What is required:
Rewrite the rows below with every "Chinook" changed to "Sockeye" and nothing else altered.
[Start Records for this task]
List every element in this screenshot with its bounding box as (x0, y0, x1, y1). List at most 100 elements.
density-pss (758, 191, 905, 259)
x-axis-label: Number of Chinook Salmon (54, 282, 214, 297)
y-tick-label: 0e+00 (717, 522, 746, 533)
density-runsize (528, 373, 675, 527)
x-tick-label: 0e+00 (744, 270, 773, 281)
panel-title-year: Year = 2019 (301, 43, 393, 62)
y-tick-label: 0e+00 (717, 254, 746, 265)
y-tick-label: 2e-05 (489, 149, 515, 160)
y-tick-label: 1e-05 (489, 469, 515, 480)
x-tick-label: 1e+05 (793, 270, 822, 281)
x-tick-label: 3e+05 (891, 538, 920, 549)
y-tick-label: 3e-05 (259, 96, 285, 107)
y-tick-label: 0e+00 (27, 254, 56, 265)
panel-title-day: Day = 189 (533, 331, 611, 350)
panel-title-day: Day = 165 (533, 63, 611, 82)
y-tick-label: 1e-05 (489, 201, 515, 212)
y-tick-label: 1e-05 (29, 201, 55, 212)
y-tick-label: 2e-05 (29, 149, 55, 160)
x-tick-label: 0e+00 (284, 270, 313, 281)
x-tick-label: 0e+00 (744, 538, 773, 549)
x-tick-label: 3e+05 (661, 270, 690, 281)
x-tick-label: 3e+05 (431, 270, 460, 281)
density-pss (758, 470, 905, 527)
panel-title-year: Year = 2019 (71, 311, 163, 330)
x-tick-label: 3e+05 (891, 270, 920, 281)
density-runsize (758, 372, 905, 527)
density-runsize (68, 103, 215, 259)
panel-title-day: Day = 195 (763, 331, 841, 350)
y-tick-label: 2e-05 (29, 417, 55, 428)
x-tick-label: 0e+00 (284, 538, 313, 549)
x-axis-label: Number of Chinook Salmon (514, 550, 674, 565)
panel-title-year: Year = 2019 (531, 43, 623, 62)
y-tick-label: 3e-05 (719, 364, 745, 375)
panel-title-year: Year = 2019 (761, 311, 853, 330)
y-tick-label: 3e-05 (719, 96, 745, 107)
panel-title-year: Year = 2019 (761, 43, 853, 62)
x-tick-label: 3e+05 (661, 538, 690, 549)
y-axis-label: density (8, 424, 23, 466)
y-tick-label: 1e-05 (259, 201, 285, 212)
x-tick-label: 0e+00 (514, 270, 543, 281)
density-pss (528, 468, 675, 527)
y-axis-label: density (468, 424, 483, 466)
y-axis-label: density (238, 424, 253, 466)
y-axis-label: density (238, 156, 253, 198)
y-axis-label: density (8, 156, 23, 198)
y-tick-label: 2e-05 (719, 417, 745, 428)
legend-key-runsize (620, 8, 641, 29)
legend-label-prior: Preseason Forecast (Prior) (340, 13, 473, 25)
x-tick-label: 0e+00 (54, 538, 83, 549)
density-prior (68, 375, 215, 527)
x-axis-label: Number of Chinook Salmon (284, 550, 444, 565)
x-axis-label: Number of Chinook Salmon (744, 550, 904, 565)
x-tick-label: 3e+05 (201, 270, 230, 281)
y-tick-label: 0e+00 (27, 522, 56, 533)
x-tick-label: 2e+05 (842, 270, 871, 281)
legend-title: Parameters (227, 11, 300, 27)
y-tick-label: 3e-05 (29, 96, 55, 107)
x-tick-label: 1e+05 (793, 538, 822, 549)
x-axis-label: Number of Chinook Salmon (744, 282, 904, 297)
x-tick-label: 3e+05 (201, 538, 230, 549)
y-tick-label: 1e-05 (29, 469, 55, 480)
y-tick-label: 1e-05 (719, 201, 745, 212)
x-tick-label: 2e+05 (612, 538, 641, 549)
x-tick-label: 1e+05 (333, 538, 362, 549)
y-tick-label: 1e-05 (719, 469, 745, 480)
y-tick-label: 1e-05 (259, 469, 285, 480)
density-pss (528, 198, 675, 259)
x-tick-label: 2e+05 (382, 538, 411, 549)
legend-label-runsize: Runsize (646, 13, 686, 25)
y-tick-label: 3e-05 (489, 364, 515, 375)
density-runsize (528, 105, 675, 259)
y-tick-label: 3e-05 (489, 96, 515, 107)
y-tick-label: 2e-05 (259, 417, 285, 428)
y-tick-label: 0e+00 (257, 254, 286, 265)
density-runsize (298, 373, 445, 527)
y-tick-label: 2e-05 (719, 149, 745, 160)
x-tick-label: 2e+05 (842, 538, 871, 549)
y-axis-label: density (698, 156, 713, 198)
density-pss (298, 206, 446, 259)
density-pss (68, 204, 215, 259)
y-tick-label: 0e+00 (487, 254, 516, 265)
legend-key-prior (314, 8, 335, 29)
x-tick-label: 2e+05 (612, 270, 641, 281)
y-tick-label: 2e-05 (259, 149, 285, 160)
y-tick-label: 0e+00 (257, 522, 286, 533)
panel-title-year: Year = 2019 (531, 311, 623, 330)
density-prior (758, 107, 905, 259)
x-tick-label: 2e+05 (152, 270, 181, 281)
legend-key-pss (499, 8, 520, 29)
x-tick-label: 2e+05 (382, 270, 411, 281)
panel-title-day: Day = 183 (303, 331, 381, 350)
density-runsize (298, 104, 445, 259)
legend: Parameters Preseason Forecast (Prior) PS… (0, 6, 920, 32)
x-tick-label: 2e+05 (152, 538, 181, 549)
[End Records for this task]
Full response:
List every element in this screenshot with its bounding box as (x0, y0, x1, y1). List at most 100 elements.
density-pss (758, 191, 905, 259)
x-axis-label: Number of Sockeye Salmon (54, 282, 214, 297)
y-tick-label: 0e+00 (717, 522, 746, 533)
density-runsize (528, 373, 675, 527)
x-tick-label: 0e+00 (744, 270, 773, 281)
panel-title-year: Year = 2019 (301, 43, 393, 62)
y-tick-label: 0e+00 (717, 254, 746, 265)
y-tick-label: 2e-05 (489, 149, 515, 160)
y-tick-label: 1e-05 (489, 469, 515, 480)
x-tick-label: 1e+05 (793, 270, 822, 281)
x-tick-label: 3e+05 (891, 538, 920, 549)
y-tick-label: 3e-05 (259, 96, 285, 107)
y-tick-label: 0e+00 (27, 254, 56, 265)
panel-title-day: Day = 189 (533, 331, 611, 350)
panel-title-day: Day = 165 (533, 63, 611, 82)
y-tick-label: 1e-05 (489, 201, 515, 212)
y-tick-label: 1e-05 (29, 201, 55, 212)
y-tick-label: 2e-05 (29, 149, 55, 160)
x-tick-label: 0e+00 (284, 270, 313, 281)
x-tick-label: 0e+00 (744, 538, 773, 549)
x-tick-label: 3e+05 (661, 270, 690, 281)
x-tick-label: 3e+05 (431, 270, 460, 281)
density-pss (758, 470, 905, 527)
panel-title-year: Year = 2019 (71, 311, 163, 330)
x-tick-label: 3e+05 (891, 270, 920, 281)
density-runsize (758, 372, 905, 527)
density-runsize (68, 103, 215, 259)
panel-title-day: Day = 195 (763, 331, 841, 350)
y-tick-label: 2e-05 (29, 417, 55, 428)
x-tick-label: 0e+00 (284, 538, 313, 549)
x-axis-label: Number of Sockeye Salmon (514, 550, 674, 565)
panel-title-year: Year = 2019 (531, 43, 623, 62)
y-tick-label: 3e-05 (719, 364, 745, 375)
panel-title-year: Year = 2019 (761, 311, 853, 330)
y-tick-label: 3e-05 (719, 96, 745, 107)
panel-title-year: Year = 2019 (761, 43, 853, 62)
x-tick-label: 3e+05 (661, 538, 690, 549)
y-axis-label: density (8, 424, 23, 466)
y-tick-label: 1e-05 (259, 201, 285, 212)
x-tick-label: 0e+00 (514, 270, 543, 281)
density-pss (528, 468, 675, 527)
y-axis-label: density (468, 424, 483, 466)
y-axis-label: density (238, 424, 253, 466)
y-axis-label: density (238, 156, 253, 198)
y-axis-label: density (8, 156, 23, 198)
y-tick-label: 2e-05 (719, 417, 745, 428)
legend-key-runsize (620, 8, 641, 29)
legend-label-prior: Preseason Forecast (Prior) (340, 13, 473, 25)
x-tick-label: 0e+00 (54, 538, 83, 549)
density-prior (68, 375, 215, 527)
x-axis-label: Number of Sockeye Salmon (284, 550, 444, 565)
x-axis-label: Number of Sockeye Salmon (744, 550, 904, 565)
x-tick-label: 3e+05 (201, 270, 230, 281)
y-tick-label: 0e+00 (27, 522, 56, 533)
x-tick-label: 2e+05 (842, 270, 871, 281)
legend-title: Parameters (227, 11, 300, 27)
y-tick-label: 3e-05 (29, 96, 55, 107)
x-tick-label: 1e+05 (793, 538, 822, 549)
x-axis-label: Number of Sockeye Salmon (744, 282, 904, 297)
x-tick-label: 3e+05 (201, 538, 230, 549)
y-tick-label: 1e-05 (29, 469, 55, 480)
y-tick-label: 1e-05 (719, 201, 745, 212)
x-tick-label: 2e+05 (612, 538, 641, 549)
x-tick-label: 1e+05 (333, 538, 362, 549)
y-tick-label: 1e-05 (719, 469, 745, 480)
y-tick-label: 1e-05 (259, 469, 285, 480)
density-pss (528, 198, 675, 259)
x-tick-label: 2e+05 (382, 538, 411, 549)
legend-label-runsize: Runsize (646, 13, 686, 25)
y-tick-label: 3e-05 (489, 364, 515, 375)
density-runsize (528, 105, 675, 259)
y-tick-label: 3e-05 (489, 96, 515, 107)
y-tick-label: 2e-05 (259, 417, 285, 428)
y-tick-label: 0e+00 (257, 254, 286, 265)
density-runsize (298, 373, 445, 527)
y-tick-label: 2e-05 (719, 149, 745, 160)
x-tick-label: 2e+05 (842, 538, 871, 549)
y-axis-label: density (698, 156, 713, 198)
density-pss (298, 206, 446, 259)
density-pss (68, 204, 215, 259)
y-tick-label: 0e+00 (487, 254, 516, 265)
legend-key-prior (314, 8, 335, 29)
x-tick-label: 2e+05 (612, 270, 641, 281)
y-tick-label: 2e-05 (259, 149, 285, 160)
y-tick-label: 0e+00 (257, 522, 286, 533)
panel-title-year: Year = 2019 (531, 311, 623, 330)
density-prior (758, 107, 905, 259)
x-tick-label: 2e+05 (152, 270, 181, 281)
legend-key-pss (499, 8, 520, 29)
x-tick-label: 2e+05 (382, 270, 411, 281)
panel-title-day: Day = 183 (303, 331, 381, 350)
density-runsize (298, 104, 445, 259)
legend: Parameters Preseason Forecast (Prior) PS… (0, 6, 920, 32)
x-tick-label: 2e+05 (152, 538, 181, 549)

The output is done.